___ Input data

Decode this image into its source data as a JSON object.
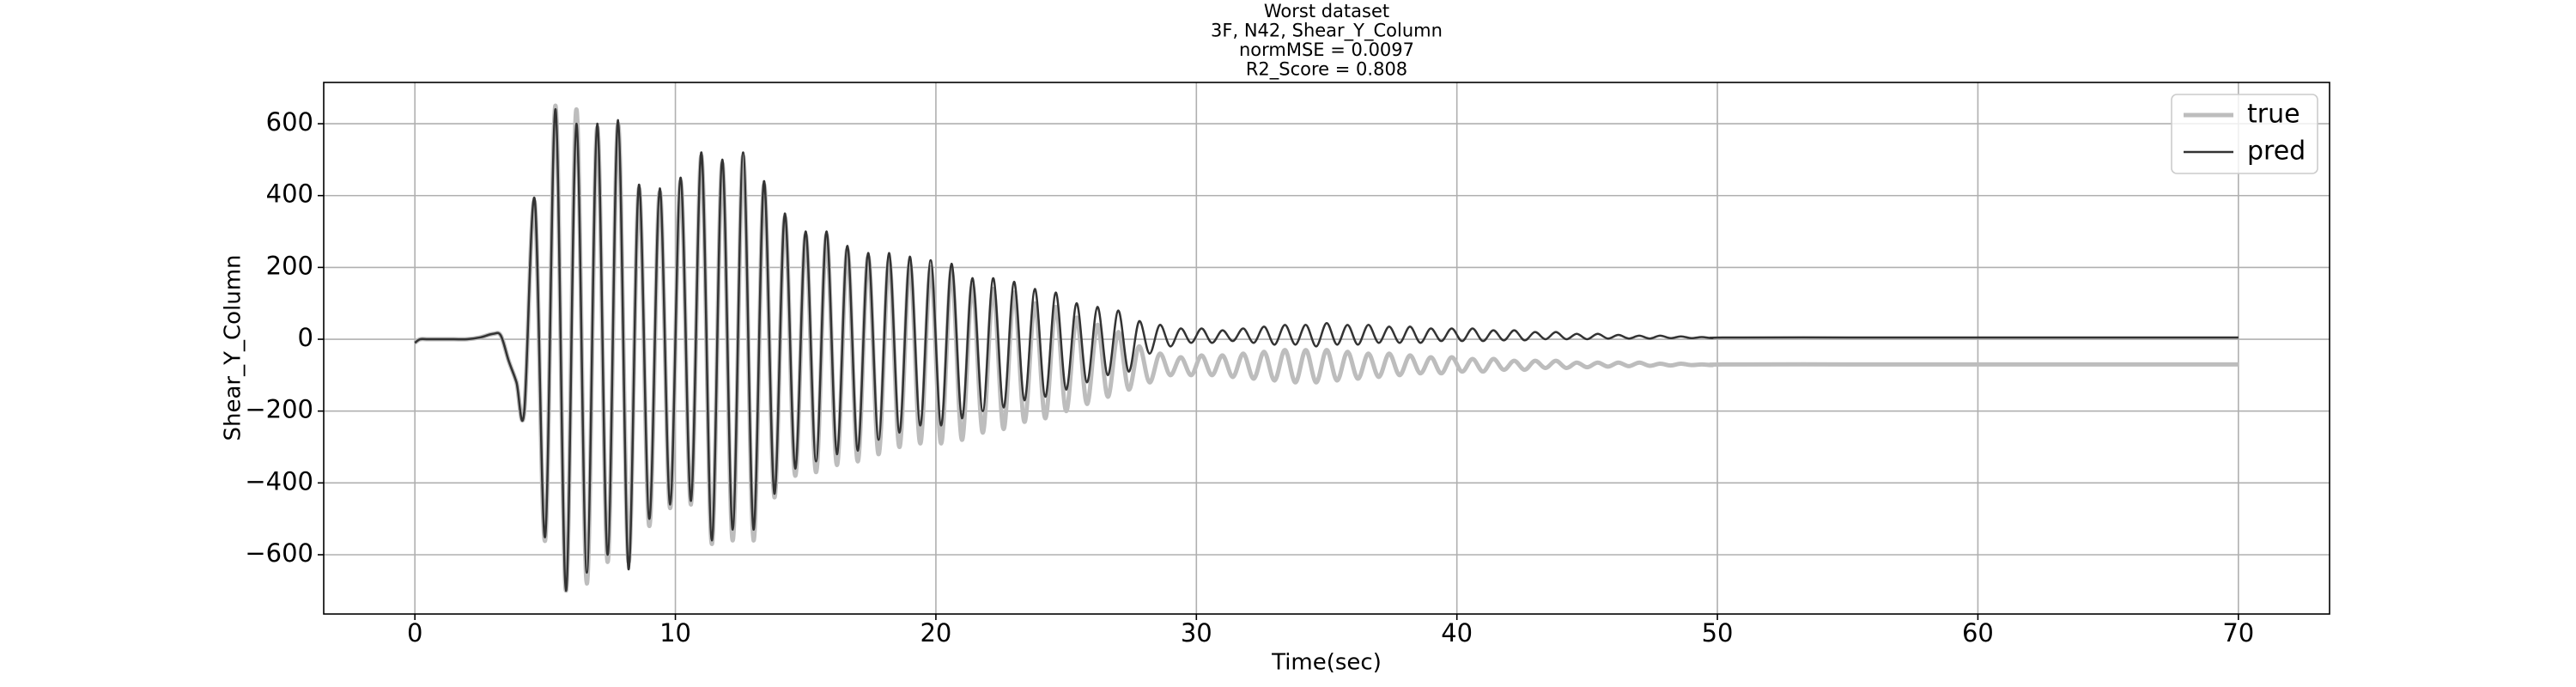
{
  "chart_data": {
    "type": "line",
    "title": [
      "Worst dataset",
      "3F, N42, Shear_Y_Column",
      "normMSE = 0.0097",
      "R2_Score = 0.808"
    ],
    "xlabel": "Time(sec)",
    "ylabel": "Shear_Y_Column",
    "x": [
      0,
      0.2,
      0.5,
      1,
      1.5,
      2,
      2.5,
      3,
      3.3,
      3.6,
      3.9,
      4.2,
      4.6,
      5,
      5.4,
      5.8,
      6.2,
      6.6,
      7,
      7.4,
      7.8,
      8.2,
      8.6,
      9,
      9.4,
      9.8,
      10.2,
      10.6,
      11,
      11.4,
      11.8,
      12.2,
      12.6,
      13,
      13.4,
      13.8,
      14.2,
      14.6,
      15,
      15.4,
      15.8,
      16.2,
      16.6,
      17,
      17.4,
      17.8,
      18.2,
      18.6,
      19,
      19.4,
      19.8,
      20.2,
      20.6,
      21,
      21.4,
      21.8,
      22.2,
      22.6,
      23,
      23.4,
      23.8,
      24.2,
      24.6,
      25,
      25.4,
      25.8,
      26.2,
      26.6,
      27,
      27.4,
      27.8,
      28.2,
      28.6,
      29,
      29.4,
      29.8,
      30.2,
      30.6,
      31,
      31.4,
      31.8,
      32.2,
      32.6,
      33,
      33.4,
      33.8,
      34.2,
      34.6,
      35,
      35.4,
      35.8,
      36.2,
      36.6,
      37,
      37.4,
      37.8,
      38.2,
      38.6,
      39,
      39.4,
      39.8,
      40.2,
      40.6,
      41,
      41.4,
      41.8,
      42.2,
      42.6,
      43,
      43.4,
      43.8,
      44.2,
      44.6,
      45,
      45.4,
      45.8,
      46.2,
      46.6,
      47,
      47.4,
      47.8,
      48.2,
      48.6,
      49,
      49.4,
      49.8,
      50.2,
      55,
      60,
      65,
      70
    ],
    "series": [
      {
        "name": "true",
        "color": "#bdbdbd",
        "width": 5,
        "values": [
          -10,
          0,
          0,
          0,
          0,
          0,
          5,
          15,
          10,
          -60,
          -120,
          -200,
          380,
          -560,
          650,
          -700,
          640,
          -680,
          590,
          -620,
          600,
          -620,
          420,
          -520,
          410,
          -470,
          440,
          -460,
          510,
          -570,
          490,
          -560,
          510,
          -560,
          430,
          -440,
          340,
          -380,
          290,
          -370,
          290,
          -350,
          250,
          -340,
          230,
          -320,
          220,
          -300,
          210,
          -290,
          200,
          -290,
          190,
          -280,
          150,
          -260,
          140,
          -250,
          130,
          -230,
          100,
          -220,
          90,
          -200,
          60,
          -180,
          40,
          -160,
          20,
          -140,
          -20,
          -120,
          -40,
          -100,
          -50,
          -100,
          -45,
          -100,
          -45,
          -105,
          -40,
          -110,
          -35,
          -115,
          -30,
          -120,
          -30,
          -120,
          -30,
          -115,
          -35,
          -110,
          -40,
          -105,
          -40,
          -100,
          -45,
          -95,
          -50,
          -95,
          -50,
          -90,
          -55,
          -90,
          -55,
          -85,
          -60,
          -85,
          -60,
          -80,
          -60,
          -80,
          -65,
          -78,
          -65,
          -76,
          -65,
          -75,
          -65,
          -74,
          -68,
          -73,
          -68,
          -72,
          -70,
          -72,
          -70,
          -70,
          -70,
          -70,
          -70
        ]
      },
      {
        "name": "pred",
        "color": "#333333",
        "width": 2.5,
        "values": [
          -10,
          0,
          0,
          0,
          0,
          0,
          5,
          15,
          10,
          -60,
          -120,
          -200,
          390,
          -550,
          640,
          -700,
          600,
          -650,
          600,
          -600,
          610,
          -640,
          430,
          -500,
          420,
          -460,
          450,
          -450,
          520,
          -560,
          500,
          -530,
          520,
          -530,
          440,
          -430,
          350,
          -360,
          300,
          -340,
          300,
          -320,
          260,
          -310,
          240,
          -280,
          240,
          -260,
          230,
          -240,
          220,
          -240,
          210,
          -220,
          170,
          -200,
          170,
          -190,
          160,
          -170,
          140,
          -160,
          130,
          -140,
          100,
          -120,
          90,
          -100,
          80,
          -90,
          50,
          -40,
          40,
          -20,
          30,
          -10,
          30,
          -10,
          25,
          -5,
          30,
          -10,
          35,
          -15,
          40,
          -15,
          40,
          -20,
          45,
          -15,
          40,
          -15,
          40,
          -10,
          35,
          -10,
          35,
          -10,
          30,
          -5,
          30,
          -5,
          30,
          -5,
          25,
          -3,
          25,
          -3,
          20,
          0,
          20,
          0,
          15,
          0,
          15,
          2,
          12,
          2,
          10,
          2,
          10,
          3,
          8,
          3,
          6,
          3,
          5,
          5,
          5,
          5,
          5
        ]
      }
    ],
    "xlim": [
      -3.5,
      73.5
    ],
    "ylim": [
      -765,
      715
    ],
    "xticks": [
      0,
      10,
      20,
      30,
      40,
      50,
      60,
      70
    ],
    "yticks": [
      {
        "value": -600,
        "label": "−600"
      },
      {
        "value": -400,
        "label": "−400"
      },
      {
        "value": -200,
        "label": "−200"
      },
      0,
      200,
      400,
      600
    ],
    "grid": true,
    "legend": "upper right"
  }
}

______

## Exercise description
From the records given above, reproduce all text exactly and exclude each picture.

## Exercise result
Decode this image into its source data as a JSON object.
{
  "chart_data": {
    "type": "line",
    "title": [
      "Worst dataset",
      "3F, N42, Shear_Y_Column",
      "normMSE = 0.0097",
      "R2_Score = 0.808"
    ],
    "xlabel": "Time(sec)",
    "ylabel": "Shear_Y_Column",
    "x": [
      0,
      0.2,
      0.5,
      1,
      1.5,
      2,
      2.5,
      3,
      3.3,
      3.6,
      3.9,
      4.2,
      4.6,
      5,
      5.4,
      5.8,
      6.2,
      6.6,
      7,
      7.4,
      7.8,
      8.2,
      8.6,
      9,
      9.4,
      9.8,
      10.2,
      10.6,
      11,
      11.4,
      11.8,
      12.2,
      12.6,
      13,
      13.4,
      13.8,
      14.2,
      14.6,
      15,
      15.4,
      15.8,
      16.2,
      16.6,
      17,
      17.4,
      17.8,
      18.2,
      18.6,
      19,
      19.4,
      19.8,
      20.2,
      20.6,
      21,
      21.4,
      21.8,
      22.2,
      22.6,
      23,
      23.4,
      23.8,
      24.2,
      24.6,
      25,
      25.4,
      25.8,
      26.2,
      26.6,
      27,
      27.4,
      27.8,
      28.2,
      28.6,
      29,
      29.4,
      29.8,
      30.2,
      30.6,
      31,
      31.4,
      31.8,
      32.2,
      32.6,
      33,
      33.4,
      33.8,
      34.2,
      34.6,
      35,
      35.4,
      35.8,
      36.2,
      36.6,
      37,
      37.4,
      37.8,
      38.2,
      38.6,
      39,
      39.4,
      39.8,
      40.2,
      40.6,
      41,
      41.4,
      41.8,
      42.2,
      42.6,
      43,
      43.4,
      43.8,
      44.2,
      44.6,
      45,
      45.4,
      45.8,
      46.2,
      46.6,
      47,
      47.4,
      47.8,
      48.2,
      48.6,
      49,
      49.4,
      49.8,
      50.2,
      55,
      60,
      65,
      70
    ],
    "series": [
      {
        "name": "true",
        "color": "#bdbdbd",
        "width": 5,
        "values": [
          -10,
          0,
          0,
          0,
          0,
          0,
          5,
          15,
          10,
          -60,
          -120,
          -200,
          380,
          -560,
          650,
          -700,
          640,
          -680,
          590,
          -620,
          600,
          -620,
          420,
          -520,
          410,
          -470,
          440,
          -460,
          510,
          -570,
          490,
          -560,
          510,
          -560,
          430,
          -440,
          340,
          -380,
          290,
          -370,
          290,
          -350,
          250,
          -340,
          230,
          -320,
          220,
          -300,
          210,
          -290,
          200,
          -290,
          190,
          -280,
          150,
          -260,
          140,
          -250,
          130,
          -230,
          100,
          -220,
          90,
          -200,
          60,
          -180,
          40,
          -160,
          20,
          -140,
          -20,
          -120,
          -40,
          -100,
          -50,
          -100,
          -45,
          -100,
          -45,
          -105,
          -40,
          -110,
          -35,
          -115,
          -30,
          -120,
          -30,
          -120,
          -30,
          -115,
          -35,
          -110,
          -40,
          -105,
          -40,
          -100,
          -45,
          -95,
          -50,
          -95,
          -50,
          -90,
          -55,
          -90,
          -55,
          -85,
          -60,
          -85,
          -60,
          -80,
          -60,
          -80,
          -65,
          -78,
          -65,
          -76,
          -65,
          -75,
          -65,
          -74,
          -68,
          -73,
          -68,
          -72,
          -70,
          -72,
          -70,
          -70,
          -70,
          -70,
          -70
        ]
      },
      {
        "name": "pred",
        "color": "#333333",
        "width": 2.5,
        "values": [
          -10,
          0,
          0,
          0,
          0,
          0,
          5,
          15,
          10,
          -60,
          -120,
          -200,
          390,
          -550,
          640,
          -700,
          600,
          -650,
          600,
          -600,
          610,
          -640,
          430,
          -500,
          420,
          -460,
          450,
          -450,
          520,
          -560,
          500,
          -530,
          520,
          -530,
          440,
          -430,
          350,
          -360,
          300,
          -340,
          300,
          -320,
          260,
          -310,
          240,
          -280,
          240,
          -260,
          230,
          -240,
          220,
          -240,
          210,
          -220,
          170,
          -200,
          170,
          -190,
          160,
          -170,
          140,
          -160,
          130,
          -140,
          100,
          -120,
          90,
          -100,
          80,
          -90,
          50,
          -40,
          40,
          -20,
          30,
          -10,
          30,
          -10,
          25,
          -5,
          30,
          -10,
          35,
          -15,
          40,
          -15,
          40,
          -20,
          45,
          -15,
          40,
          -15,
          40,
          -10,
          35,
          -10,
          35,
          -10,
          30,
          -5,
          30,
          -5,
          30,
          -5,
          25,
          -3,
          25,
          -3,
          20,
          0,
          20,
          0,
          15,
          0,
          15,
          2,
          12,
          2,
          10,
          2,
          10,
          3,
          8,
          3,
          6,
          3,
          5,
          5,
          5,
          5,
          5
        ]
      }
    ],
    "xlim": [
      -3.5,
      73.5
    ],
    "ylim": [
      -765,
      715
    ],
    "xticks": [
      0,
      10,
      20,
      30,
      40,
      50,
      60,
      70
    ],
    "yticks": [
      {
        "value": -600,
        "label": "−600"
      },
      {
        "value": -400,
        "label": "−400"
      },
      {
        "value": -200,
        "label": "−200"
      },
      0,
      200,
      400,
      600
    ],
    "grid": true,
    "legend": "upper right"
  }
}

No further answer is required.